DATA EXTRACT:
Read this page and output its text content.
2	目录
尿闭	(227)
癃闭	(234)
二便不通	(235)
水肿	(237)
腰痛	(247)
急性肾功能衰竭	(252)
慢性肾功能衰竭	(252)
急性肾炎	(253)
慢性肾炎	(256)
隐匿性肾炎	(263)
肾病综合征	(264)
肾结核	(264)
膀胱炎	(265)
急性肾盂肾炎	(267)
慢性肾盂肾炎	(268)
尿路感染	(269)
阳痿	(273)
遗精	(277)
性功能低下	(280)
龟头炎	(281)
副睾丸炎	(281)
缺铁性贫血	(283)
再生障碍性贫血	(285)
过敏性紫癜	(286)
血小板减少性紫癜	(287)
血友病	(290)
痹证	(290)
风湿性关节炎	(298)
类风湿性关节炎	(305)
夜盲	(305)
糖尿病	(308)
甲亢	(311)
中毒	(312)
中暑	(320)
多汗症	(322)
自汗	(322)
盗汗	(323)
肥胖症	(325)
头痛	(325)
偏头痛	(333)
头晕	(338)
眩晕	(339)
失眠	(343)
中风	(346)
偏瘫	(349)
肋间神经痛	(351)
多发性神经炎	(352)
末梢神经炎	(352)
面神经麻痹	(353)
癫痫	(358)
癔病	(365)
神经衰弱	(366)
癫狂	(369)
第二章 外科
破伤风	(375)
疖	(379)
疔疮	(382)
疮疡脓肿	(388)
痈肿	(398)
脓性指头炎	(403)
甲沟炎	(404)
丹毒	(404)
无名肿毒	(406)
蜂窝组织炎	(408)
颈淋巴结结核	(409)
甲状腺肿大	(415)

PROBLEM: Take the entries above and copy them out exactly.

REPLY TO THE EXERCISE:
Read this page and output its text content.
2	目录
尿闭	(227)
癃闭	(234)
二便不通	(235)
水肿	(237)
腰痛	(247)
急性肾功能衰竭	(252)
慢性肾功能衰竭	(252)
急性肾炎	(253)
慢性肾炎	(256)
隐匿性肾炎	(263)
肾病综合征	(264)
肾结核	(264)
膀胱炎	(265)
急性肾盂肾炎	(267)
慢性肾盂肾炎	(268)
尿路感染	(269)
阳痿	(273)
遗精	(277)
性功能低下	(280)
龟头炎	(281)
副睾丸炎	(281)
缺铁性贫血	(283)
再生障碍性贫血	(285)
过敏性紫癜	(286)
血小板减少性紫癜	(287)
血友病	(290)
痹证	(290)
风湿性关节炎	(298)
类风湿性关节炎	(305)
夜盲	(305)
糖尿病	(308)
甲亢	(311)
中毒	(312)
中暑	(320)
多汗症	(322)
自汗	(322)
盗汗	(323)
肥胖症	(325)
头痛	(325)
偏头痛	(333)
头晕	(338)
眩晕	(339)
失眠	(343)
中风	(346)
偏瘫	(349)
肋间神经痛	(351)
多发性神经炎	(352)
末梢神经炎	(352)
面神经麻痹	(353)
癫痫	(358)
癔病	(365)
神经衰弱	(366)
癫狂	(369)
第二章 外科
破伤风	(375)
疖	(379)
疔疮	(382)
疮疡脓肿	(388)
痈肿	(398)
脓性指头炎	(403)
甲沟炎	(404)
丹毒	(404)
无名肿毒	(406)
蜂窝组织炎	(408)
颈淋巴结结核	(409)
甲状腺肿大	(415)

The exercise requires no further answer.